→ Objective:
Tally up the lines below that include the word "Ctrip". Answer with the number alone.

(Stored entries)
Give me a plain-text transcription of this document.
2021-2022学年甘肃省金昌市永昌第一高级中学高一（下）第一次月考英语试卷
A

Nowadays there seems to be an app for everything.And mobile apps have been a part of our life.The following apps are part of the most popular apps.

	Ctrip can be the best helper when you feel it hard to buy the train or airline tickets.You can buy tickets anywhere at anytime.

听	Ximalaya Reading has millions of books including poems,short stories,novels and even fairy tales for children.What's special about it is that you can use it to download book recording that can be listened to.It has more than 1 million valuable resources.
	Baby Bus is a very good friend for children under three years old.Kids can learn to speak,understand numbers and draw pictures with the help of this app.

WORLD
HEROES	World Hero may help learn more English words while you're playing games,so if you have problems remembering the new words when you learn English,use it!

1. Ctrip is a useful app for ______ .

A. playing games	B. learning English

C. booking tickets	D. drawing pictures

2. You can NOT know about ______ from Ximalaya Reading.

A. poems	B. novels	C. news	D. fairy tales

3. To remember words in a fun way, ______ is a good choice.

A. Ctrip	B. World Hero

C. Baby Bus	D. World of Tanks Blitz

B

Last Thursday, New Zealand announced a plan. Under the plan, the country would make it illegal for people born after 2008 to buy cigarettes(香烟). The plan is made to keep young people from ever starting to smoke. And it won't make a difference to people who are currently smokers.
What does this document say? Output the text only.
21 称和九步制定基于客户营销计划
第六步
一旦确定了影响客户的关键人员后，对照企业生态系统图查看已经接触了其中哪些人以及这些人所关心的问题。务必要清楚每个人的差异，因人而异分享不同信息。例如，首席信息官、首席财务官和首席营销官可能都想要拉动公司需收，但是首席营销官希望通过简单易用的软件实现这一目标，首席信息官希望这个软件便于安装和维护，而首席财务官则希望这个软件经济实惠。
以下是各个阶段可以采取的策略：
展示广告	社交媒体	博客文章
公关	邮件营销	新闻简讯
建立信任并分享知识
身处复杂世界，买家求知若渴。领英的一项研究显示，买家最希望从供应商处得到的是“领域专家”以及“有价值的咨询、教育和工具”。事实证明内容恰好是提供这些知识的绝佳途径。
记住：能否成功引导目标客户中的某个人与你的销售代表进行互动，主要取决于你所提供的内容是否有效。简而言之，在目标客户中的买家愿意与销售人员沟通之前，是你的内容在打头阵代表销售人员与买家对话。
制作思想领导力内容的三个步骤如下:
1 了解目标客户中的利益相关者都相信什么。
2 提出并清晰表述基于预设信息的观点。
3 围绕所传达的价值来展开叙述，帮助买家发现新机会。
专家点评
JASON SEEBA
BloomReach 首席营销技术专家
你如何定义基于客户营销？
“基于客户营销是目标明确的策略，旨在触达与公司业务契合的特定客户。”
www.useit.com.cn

→ The completed task:
3